==== Bloc de texte ====
Si Bernard Émond a décidé de tourner La donation, le troisième film de sa trilogie théologale, en Abitibi, ce n'est pas un hasard. Et encore moins le fait que le long métrage ouvre le 28e Festival de cinéma en la Bittt à Tibi.

La région est bénie des dieux, foi de Jacques Matte, l'un des trois manitous avec Louis Dallaire et Guy Parent de la fête internationale du cinéma de ce pays neuf.

«C'est à Normétal que Bernard a trouvé la lumière, raconte l'inénarrable cinéphile et programmateur. Et il a eu cette révélation lors de sa visite au festival il y a quelques années.»

Le pays du bout de la route a été, c'est vrai, filmé et refilmé depuis sa naissance sous les pics et les fourches des colons au siècle dernier. On pense à l'abbé Proulx, évidemment, mais auront suivi avec enthousiasme les Bernard Devlin, Pierre Perrault, Maurice Bulbulian, Gilles Carle et autres enfants du pays comme Richard Desjardins et Robert Monderie.
==== Données de travail ====
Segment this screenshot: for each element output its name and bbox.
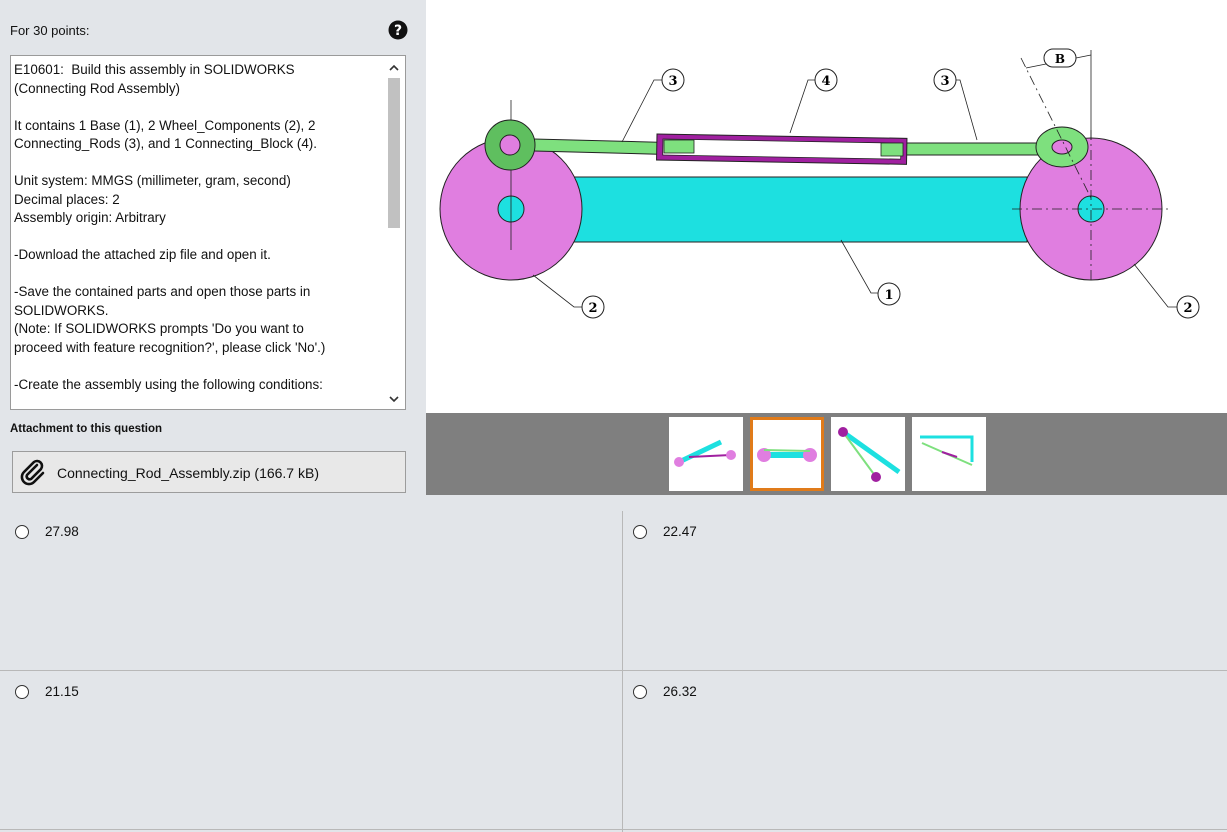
thumbnail-strip	[426, 413, 1227, 495]
callout-2-right: 2	[1176, 295, 1200, 319]
attachment-download-button[interactable]: Connecting_Rod_Assembly.zip (166.7 kB)	[12, 451, 406, 493]
answer-radio-3[interactable]	[15, 685, 29, 699]
attachment-file-name: Connecting_Rod_Assembly.zip (166.7 kB)	[57, 465, 319, 481]
scroll-up-icon[interactable]	[388, 62, 400, 74]
paperclip-icon	[20, 459, 45, 486]
answer-value-2: 22.47	[663, 524, 697, 539]
answers-divider-vertical	[622, 511, 623, 832]
callout-2-left-label: 2	[588, 301, 597, 316]
question-text-box[interactable]: E10601: Build this assembly in SOLIDWORK…	[10, 55, 406, 410]
callout-2-left: 2	[581, 295, 605, 319]
attachment-label: Attachment to this question	[10, 423, 163, 435]
answers-divider-bottom	[0, 829, 1227, 830]
answer-value-4: 26.32	[663, 684, 697, 699]
question-text: E10601: Build this assembly in SOLIDWORK…	[14, 62, 326, 392]
answer-value-1: 27.98	[45, 524, 79, 539]
question-panel: For 30 points: ? E10601: Build this asse…	[0, 0, 426, 496]
answer-radio-2[interactable]	[633, 525, 647, 539]
scroll-thumb[interactable]	[388, 78, 400, 228]
callout-4: 4	[814, 68, 838, 92]
callout-2-right-label: 2	[1183, 301, 1192, 316]
answer-value-3: 21.15	[45, 684, 79, 699]
points-label: For 30 points:	[10, 23, 90, 38]
thumbnail-1[interactable]	[669, 417, 743, 491]
thumbnail-3[interactable]	[831, 417, 905, 491]
answers-divider-horizontal	[0, 670, 1227, 671]
assembly-drawing: 3 4 3 B 1 2 2	[426, 0, 1227, 413]
svg-text:?: ?	[394, 23, 402, 39]
thumbnail-4[interactable]	[912, 417, 986, 491]
callout-3-right-label: 3	[940, 74, 949, 89]
question-circle-icon[interactable]: ?	[388, 20, 408, 40]
callout-1: 1	[877, 282, 901, 306]
base-part	[561, 176, 1028, 243]
answer-radio-4[interactable]	[633, 685, 647, 699]
callout-b: B	[1043, 48, 1077, 68]
callout-3-left: 3	[661, 68, 685, 92]
callout-b-label: B	[1055, 52, 1065, 66]
scroll-down-icon[interactable]	[388, 393, 400, 405]
callout-1-label: 1	[884, 288, 893, 303]
callout-3-left-label: 3	[668, 74, 677, 89]
answer-radio-1[interactable]	[15, 525, 29, 539]
thumbnail-2[interactable]	[750, 417, 824, 491]
callout-4-label: 4	[821, 74, 830, 89]
callout-3-right: 3	[933, 68, 957, 92]
scrollbar[interactable]	[383, 56, 405, 409]
assembly-drawing-svg: 3 4 3 B 1 2 2	[439, 48, 1200, 319]
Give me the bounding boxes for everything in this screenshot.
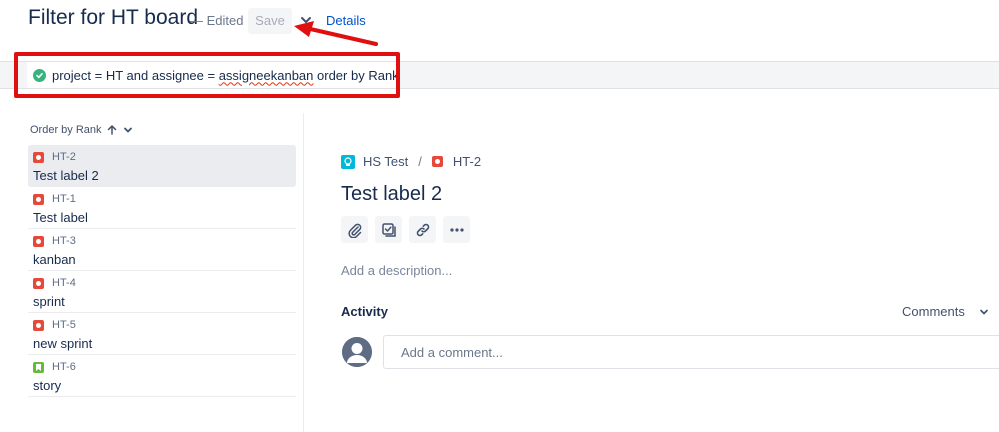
annotation-arrow [294, 21, 378, 46]
issue-key: HT-1 [52, 193, 76, 205]
issue-list-item[interactable]: HT-3 kanban [28, 229, 296, 271]
bug-icon [33, 151, 44, 163]
chevron-down-icon [980, 309, 988, 314]
arrow-up-icon[interactable] [106, 124, 118, 136]
bug-icon [33, 193, 44, 205]
issue-key: HT-3 [52, 235, 76, 247]
more-actions-button[interactable] [443, 216, 470, 243]
issue-summary: Test label [33, 210, 88, 225]
link-issue-button[interactable] [409, 216, 436, 243]
add-subtask-button[interactable] [375, 216, 402, 243]
issue-list-item[interactable]: HT-1 Test label [28, 187, 296, 229]
issue-key: HT-6 [52, 361, 76, 373]
activity-heading: Activity [341, 304, 388, 319]
issue-list: HT-2 Test label 2 HT-1 Test label HT-3 k… [28, 145, 296, 397]
subtask-icon [381, 222, 396, 237]
issue-list-item[interactable]: HT-2 Test label 2 [28, 145, 296, 187]
bug-icon [33, 235, 44, 247]
bug-icon [33, 319, 44, 331]
comment-input[interactable]: Add a comment... [383, 335, 999, 369]
issue-summary: new sprint [33, 336, 93, 351]
issue-list-item[interactable]: HT-4 sprint [28, 271, 296, 313]
issue-key: HT-4 [52, 277, 76, 289]
annotation-highlight-box [14, 52, 400, 98]
activity-filter-select[interactable]: Comments [902, 304, 989, 319]
bug-icon [431, 156, 443, 167]
issue-list-item[interactable]: HT-5 new sprint [28, 313, 296, 355]
issue-title[interactable]: Test label 2 [341, 183, 442, 206]
story-icon [33, 361, 44, 373]
issue-key: HT-2 [52, 151, 76, 163]
paperclip-icon [347, 223, 361, 238]
more-icon [449, 227, 464, 232]
user-avatar [342, 337, 372, 367]
issue-summary: Test label 2 [33, 168, 99, 183]
attach-button[interactable] [341, 216, 368, 243]
breadcrumb-issue-key[interactable]: HT-2 [453, 154, 481, 169]
issue-list-item[interactable]: HT-6 story [28, 355, 296, 397]
activity-filter-label: Comments [902, 304, 965, 319]
issue-summary: story [33, 378, 62, 393]
description-placeholder[interactable]: Add a description... [341, 263, 452, 278]
breadcrumb-project[interactable]: HS Test [363, 154, 408, 169]
edited-status: — Edited [190, 13, 244, 28]
chevron-down-icon[interactable] [122, 124, 134, 136]
sort-control[interactable]: Order by Rank [30, 124, 134, 136]
panel-divider [303, 113, 304, 432]
user-icon [342, 337, 372, 367]
breadcrumb: HS Test / HT-2 [341, 154, 481, 169]
issue-summary: kanban [33, 252, 76, 267]
issue-toolbar [341, 216, 470, 243]
sort-label: Order by Rank [30, 124, 102, 136]
bug-icon [33, 277, 44, 289]
issue-summary: sprint [33, 294, 65, 309]
page-title: Filter for HT board [28, 6, 198, 29]
issue-key: HT-5 [52, 319, 76, 331]
breadcrumb-separator: / [418, 154, 422, 169]
save-button[interactable]: Save [248, 8, 292, 34]
project-avatar-icon [341, 154, 355, 169]
link-icon [416, 223, 429, 236]
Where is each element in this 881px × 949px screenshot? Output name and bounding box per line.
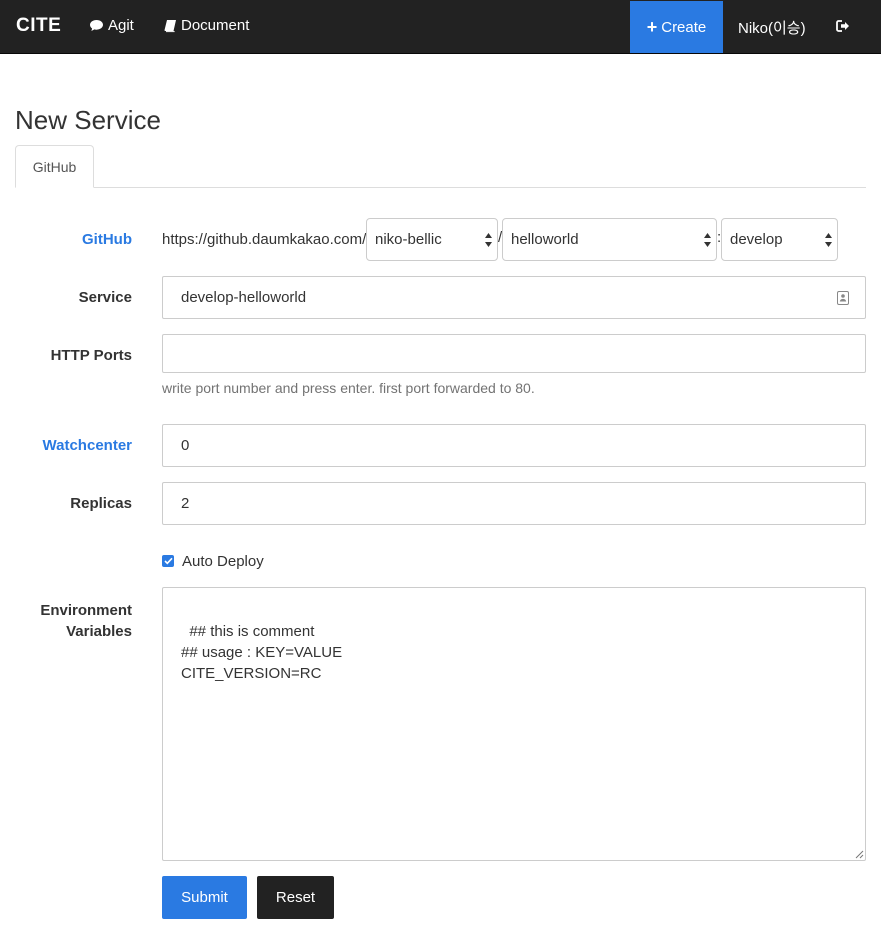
====
- _Exercices_
**1)** Dans le texte sur le cinéma en Abitibi, recopiez le passage qui commence par les mots contenant « Si Bernard Émond » et se termine par « Bittt à Tibi. », en substituant « série » à « trilogie ».
**2)** Relevez toutes les lignes des entrées qui contiennent la chaîne « chevron », en respectant la casse.

- _Réponses attendues_
**1)**
Si Bernard Émond a décidé de tourner La donation, le troisième film de sa série théologale, en Abitibi, ce n'est pas un hasard. Et encore moins le fait que le long métrage ouvre le 28e Festival de cinéma en la Bittt à Tibi.

**2)**
chevron-down-icon [980, 309, 988, 314]
chevron-down-icon[interactable] [122, 124, 134, 136]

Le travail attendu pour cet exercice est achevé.